[BEGIN]

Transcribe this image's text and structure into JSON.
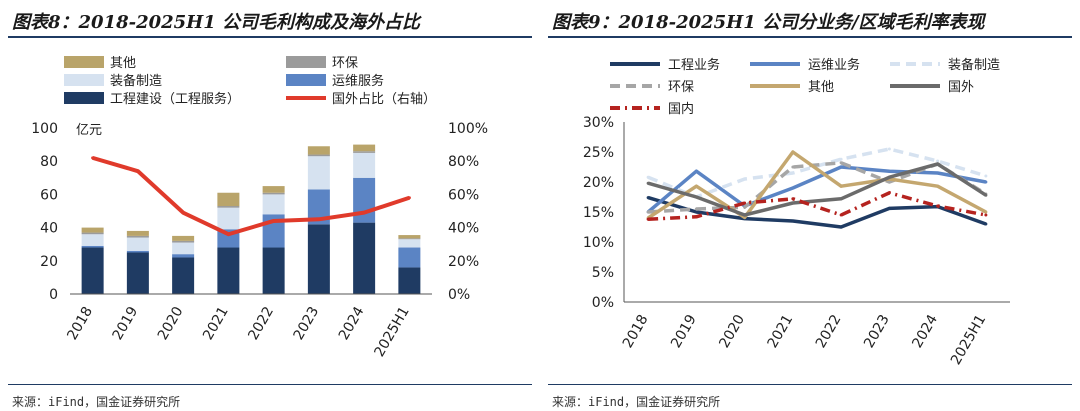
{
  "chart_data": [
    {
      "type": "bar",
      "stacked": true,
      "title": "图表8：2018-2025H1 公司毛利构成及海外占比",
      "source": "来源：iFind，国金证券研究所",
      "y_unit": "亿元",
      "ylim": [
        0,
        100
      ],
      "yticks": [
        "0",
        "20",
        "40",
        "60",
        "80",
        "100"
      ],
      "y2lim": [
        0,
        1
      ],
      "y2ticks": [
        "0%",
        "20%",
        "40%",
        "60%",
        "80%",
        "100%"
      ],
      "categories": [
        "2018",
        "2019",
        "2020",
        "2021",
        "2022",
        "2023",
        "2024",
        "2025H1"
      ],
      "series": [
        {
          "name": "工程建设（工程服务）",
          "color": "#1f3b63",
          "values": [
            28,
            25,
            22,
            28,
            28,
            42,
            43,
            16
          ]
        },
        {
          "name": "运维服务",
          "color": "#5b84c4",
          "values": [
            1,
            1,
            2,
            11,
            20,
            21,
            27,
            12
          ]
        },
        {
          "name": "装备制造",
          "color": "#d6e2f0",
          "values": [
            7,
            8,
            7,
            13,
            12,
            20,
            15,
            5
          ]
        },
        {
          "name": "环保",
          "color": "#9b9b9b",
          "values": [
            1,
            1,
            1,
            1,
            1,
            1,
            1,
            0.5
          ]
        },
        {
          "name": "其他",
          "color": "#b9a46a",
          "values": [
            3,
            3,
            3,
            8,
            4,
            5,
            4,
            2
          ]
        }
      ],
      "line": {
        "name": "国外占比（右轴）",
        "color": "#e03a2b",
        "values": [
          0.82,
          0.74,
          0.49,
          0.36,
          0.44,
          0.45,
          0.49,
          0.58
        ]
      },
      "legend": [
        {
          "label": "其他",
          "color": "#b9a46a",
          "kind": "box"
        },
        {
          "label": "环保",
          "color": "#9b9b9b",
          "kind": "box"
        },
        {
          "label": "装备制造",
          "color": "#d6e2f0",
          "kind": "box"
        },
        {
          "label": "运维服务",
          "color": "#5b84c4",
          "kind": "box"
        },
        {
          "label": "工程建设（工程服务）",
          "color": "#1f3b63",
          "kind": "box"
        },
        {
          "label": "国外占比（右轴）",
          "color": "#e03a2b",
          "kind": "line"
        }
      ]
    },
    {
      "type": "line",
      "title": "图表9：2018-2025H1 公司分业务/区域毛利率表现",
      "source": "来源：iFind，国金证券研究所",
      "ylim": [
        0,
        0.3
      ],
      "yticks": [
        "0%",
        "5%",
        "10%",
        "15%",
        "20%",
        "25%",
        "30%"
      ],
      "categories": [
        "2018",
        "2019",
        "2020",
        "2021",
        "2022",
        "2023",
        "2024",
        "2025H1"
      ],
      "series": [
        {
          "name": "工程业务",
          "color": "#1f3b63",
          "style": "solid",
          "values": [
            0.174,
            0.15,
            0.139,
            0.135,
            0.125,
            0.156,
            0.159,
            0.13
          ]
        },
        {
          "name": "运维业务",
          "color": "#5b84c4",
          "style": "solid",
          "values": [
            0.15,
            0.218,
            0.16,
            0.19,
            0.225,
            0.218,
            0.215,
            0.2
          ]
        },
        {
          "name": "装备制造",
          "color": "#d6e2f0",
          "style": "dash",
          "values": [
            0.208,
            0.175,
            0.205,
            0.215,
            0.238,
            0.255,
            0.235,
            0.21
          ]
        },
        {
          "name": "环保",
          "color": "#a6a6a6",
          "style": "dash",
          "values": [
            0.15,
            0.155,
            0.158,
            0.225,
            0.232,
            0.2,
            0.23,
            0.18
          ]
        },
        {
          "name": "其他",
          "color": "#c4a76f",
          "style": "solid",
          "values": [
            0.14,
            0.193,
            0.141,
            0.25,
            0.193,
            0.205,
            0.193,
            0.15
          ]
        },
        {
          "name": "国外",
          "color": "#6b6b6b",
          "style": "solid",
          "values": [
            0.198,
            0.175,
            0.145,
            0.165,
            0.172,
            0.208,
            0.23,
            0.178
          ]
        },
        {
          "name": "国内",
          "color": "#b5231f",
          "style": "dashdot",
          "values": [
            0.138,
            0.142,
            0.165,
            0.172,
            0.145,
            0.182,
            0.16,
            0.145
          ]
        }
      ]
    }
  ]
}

[END]

TASK DIRECTIONS
Transcribe the listing in full. Omit the pictures and keep every line exact.

PROBLEM SOLUTION
Transcribe this image's text and structure into JSON.
{
  "chart_data": [
    {
      "type": "bar",
      "stacked": true,
      "title": "图表8：2018-2025H1 公司毛利构成及海外占比",
      "source": "来源：iFind，国金证券研究所",
      "y_unit": "亿元",
      "ylim": [
        0,
        100
      ],
      "yticks": [
        "0",
        "20",
        "40",
        "60",
        "80",
        "100"
      ],
      "y2lim": [
        0,
        1
      ],
      "y2ticks": [
        "0%",
        "20%",
        "40%",
        "60%",
        "80%",
        "100%"
      ],
      "categories": [
        "2018",
        "2019",
        "2020",
        "2021",
        "2022",
        "2023",
        "2024",
        "2025H1"
      ],
      "series": [
        {
          "name": "工程建设（工程服务）",
          "color": "#1f3b63",
          "values": [
            28,
            25,
            22,
            28,
            28,
            42,
            43,
            16
          ]
        },
        {
          "name": "运维服务",
          "color": "#5b84c4",
          "values": [
            1,
            1,
            2,
            11,
            20,
            21,
            27,
            12
          ]
        },
        {
          "name": "装备制造",
          "color": "#d6e2f0",
          "values": [
            7,
            8,
            7,
            13,
            12,
            20,
            15,
            5
          ]
        },
        {
          "name": "环保",
          "color": "#9b9b9b",
          "values": [
            1,
            1,
            1,
            1,
            1,
            1,
            1,
            0.5
          ]
        },
        {
          "name": "其他",
          "color": "#b9a46a",
          "values": [
            3,
            3,
            3,
            8,
            4,
            5,
            4,
            2
          ]
        }
      ],
      "line": {
        "name": "国外占比（右轴）",
        "color": "#e03a2b",
        "values": [
          0.82,
          0.74,
          0.49,
          0.36,
          0.44,
          0.45,
          0.49,
          0.58
        ]
      },
      "legend": [
        {
          "label": "其他",
          "color": "#b9a46a",
          "kind": "box"
        },
        {
          "label": "环保",
          "color": "#9b9b9b",
          "kind": "box"
        },
        {
          "label": "装备制造",
          "color": "#d6e2f0",
          "kind": "box"
        },
        {
          "label": "运维服务",
          "color": "#5b84c4",
          "kind": "box"
        },
        {
          "label": "工程建设（工程服务）",
          "color": "#1f3b63",
          "kind": "box"
        },
        {
          "label": "国外占比（右轴）",
          "color": "#e03a2b",
          "kind": "line"
        }
      ]
    },
    {
      "type": "line",
      "title": "图表9：2018-2025H1 公司分业务/区域毛利率表现",
      "source": "来源：iFind，国金证券研究所",
      "ylim": [
        0,
        0.3
      ],
      "yticks": [
        "0%",
        "5%",
        "10%",
        "15%",
        "20%",
        "25%",
        "30%"
      ],
      "categories": [
        "2018",
        "2019",
        "2020",
        "2021",
        "2022",
        "2023",
        "2024",
        "2025H1"
      ],
      "series": [
        {
          "name": "工程业务",
          "color": "#1f3b63",
          "style": "solid",
          "values": [
            0.174,
            0.15,
            0.139,
            0.135,
            0.125,
            0.156,
            0.159,
            0.13
          ]
        },
        {
          "name": "运维业务",
          "color": "#5b84c4",
          "style": "solid",
          "values": [
            0.15,
            0.218,
            0.16,
            0.19,
            0.225,
            0.218,
            0.215,
            0.2
          ]
        },
        {
          "name": "装备制造",
          "color": "#d6e2f0",
          "style": "dash",
          "values": [
            0.208,
            0.175,
            0.205,
            0.215,
            0.238,
            0.255,
            0.235,
            0.21
          ]
        },
        {
          "name": "环保",
          "color": "#a6a6a6",
          "style": "dash",
          "values": [
            0.15,
            0.155,
            0.158,
            0.225,
            0.232,
            0.2,
            0.23,
            0.18
          ]
        },
        {
          "name": "其他",
          "color": "#c4a76f",
          "style": "solid",
          "values": [
            0.14,
            0.193,
            0.141,
            0.25,
            0.193,
            0.205,
            0.193,
            0.15
          ]
        },
        {
          "name": "国外",
          "color": "#6b6b6b",
          "style": "solid",
          "values": [
            0.198,
            0.175,
            0.145,
            0.165,
            0.172,
            0.208,
            0.23,
            0.178
          ]
        },
        {
          "name": "国内",
          "color": "#b5231f",
          "style": "dashdot",
          "values": [
            0.138,
            0.142,
            0.165,
            0.172,
            0.145,
            0.182,
            0.16,
            0.145
          ]
        }
      ]
    }
  ]
}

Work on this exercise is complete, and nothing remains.